##### MATERIAL FOR THIS TASK #####

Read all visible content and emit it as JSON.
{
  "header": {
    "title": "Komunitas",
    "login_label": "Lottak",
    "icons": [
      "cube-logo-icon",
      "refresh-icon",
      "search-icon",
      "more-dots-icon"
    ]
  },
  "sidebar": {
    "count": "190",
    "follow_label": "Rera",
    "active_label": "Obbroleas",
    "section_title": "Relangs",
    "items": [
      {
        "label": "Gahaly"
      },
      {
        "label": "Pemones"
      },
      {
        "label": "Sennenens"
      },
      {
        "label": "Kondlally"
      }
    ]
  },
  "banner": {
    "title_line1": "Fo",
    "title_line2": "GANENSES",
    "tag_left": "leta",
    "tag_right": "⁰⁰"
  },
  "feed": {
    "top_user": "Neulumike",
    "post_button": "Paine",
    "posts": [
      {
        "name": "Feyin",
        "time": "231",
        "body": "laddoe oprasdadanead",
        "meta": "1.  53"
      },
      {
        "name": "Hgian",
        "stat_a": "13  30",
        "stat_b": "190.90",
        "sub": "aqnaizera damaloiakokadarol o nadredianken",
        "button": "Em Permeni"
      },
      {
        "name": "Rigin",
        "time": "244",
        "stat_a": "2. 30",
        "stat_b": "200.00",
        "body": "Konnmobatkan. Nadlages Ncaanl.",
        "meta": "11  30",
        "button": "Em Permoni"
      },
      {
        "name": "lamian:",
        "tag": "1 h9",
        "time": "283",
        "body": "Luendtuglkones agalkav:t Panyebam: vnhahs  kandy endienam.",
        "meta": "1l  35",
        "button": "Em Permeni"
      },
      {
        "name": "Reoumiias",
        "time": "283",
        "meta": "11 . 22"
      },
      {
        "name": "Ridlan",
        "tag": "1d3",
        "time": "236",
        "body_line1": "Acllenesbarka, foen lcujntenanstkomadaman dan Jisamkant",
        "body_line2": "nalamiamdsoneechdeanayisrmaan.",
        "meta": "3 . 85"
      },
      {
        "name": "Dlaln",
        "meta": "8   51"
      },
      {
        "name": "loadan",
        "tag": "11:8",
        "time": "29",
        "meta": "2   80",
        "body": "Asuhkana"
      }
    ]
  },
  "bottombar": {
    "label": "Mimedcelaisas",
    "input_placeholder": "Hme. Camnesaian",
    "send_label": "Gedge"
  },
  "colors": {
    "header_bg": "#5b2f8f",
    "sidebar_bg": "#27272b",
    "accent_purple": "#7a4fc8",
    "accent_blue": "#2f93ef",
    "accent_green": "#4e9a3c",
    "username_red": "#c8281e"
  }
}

#####

### AIM
Your task is to pick out every line with the string "time" and copy it.

### COMPLETED EXERCISE
        "time": "231",
        "time": "244",
        "time": "283",
        "time": "283",
        "time": "236",
        "time": "29",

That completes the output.